[Written problem]: The records below are made of lines; count those holding the word "text" and give the number only.

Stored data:
start

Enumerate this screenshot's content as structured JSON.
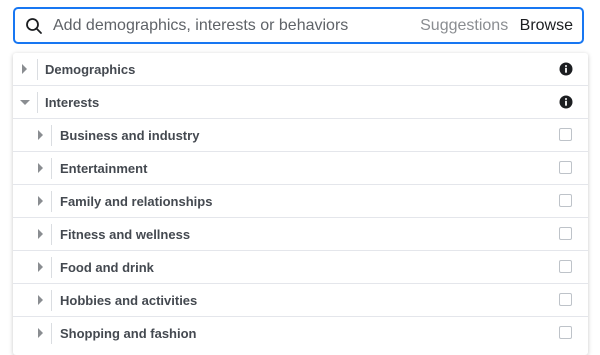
{
  "search": {
    "placeholder": "Add demographics, interests or behaviors",
    "value": "",
    "suggestions_label": "Suggestions",
    "browse_label": "Browse"
  },
  "categories": [
    {
      "label": "Demographics",
      "expanded": false,
      "icon": "info-icon"
    },
    {
      "label": "Interests",
      "expanded": true,
      "icon": "info-icon"
    }
  ],
  "interests": [
    {
      "label": "Business and industry",
      "checked": false
    },
    {
      "label": "Entertainment",
      "checked": false
    },
    {
      "label": "Family and relationships",
      "checked": false
    },
    {
      "label": "Fitness and wellness",
      "checked": false
    },
    {
      "label": "Food and drink",
      "checked": false
    },
    {
      "label": "Hobbies and activities",
      "checked": false
    },
    {
      "label": "Shopping and fashion",
      "checked": false
    }
  ],
  "colors": {
    "accent": "#1877f2",
    "text": "#444950",
    "muted": "#8a8d91"
  }
}
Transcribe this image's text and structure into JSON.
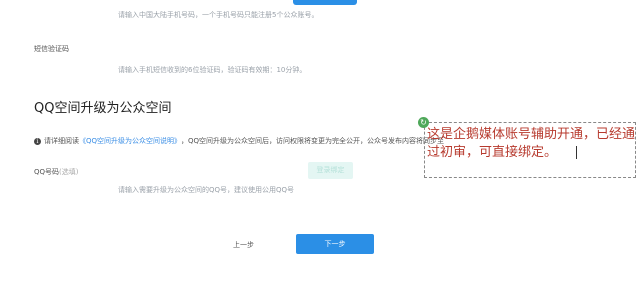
{
  "phone": {
    "hint": "请输入中国大陆手机号码，一个手机号码只能注册5个公众账号。"
  },
  "sms": {
    "label": "短信验证码",
    "hint": "请输入手机短信收到的6位验证码，验证码有效期：10分钟。"
  },
  "qq_space": {
    "title": "QQ空间升级为公众空间",
    "info_prefix": "请详细阅读",
    "info_link": "《QQ空间升级为公众空间说明》",
    "info_suffix": "，QQ空间升级为公众空间后，访问权限将变更为完全公开，公众号发布内容将同步至",
    "qq_label": "QQ号码",
    "qq_optional": "(选填)",
    "bind_label": "登录绑定",
    "qq_hint": "请输入需要升级为公众空间的QQ号，建议使用公用QQ号"
  },
  "footer": {
    "prev_label": "上一步",
    "next_label": "下一步"
  },
  "annotation": {
    "text": "这是企鹅媒体账号辅助开通，已经通过初审，可直接绑定。"
  },
  "colors": {
    "primary": "#2b8fe6",
    "annotation": "#b73a2e",
    "bind_bg": "#e4f6f3"
  }
}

end

[Expected output]: 3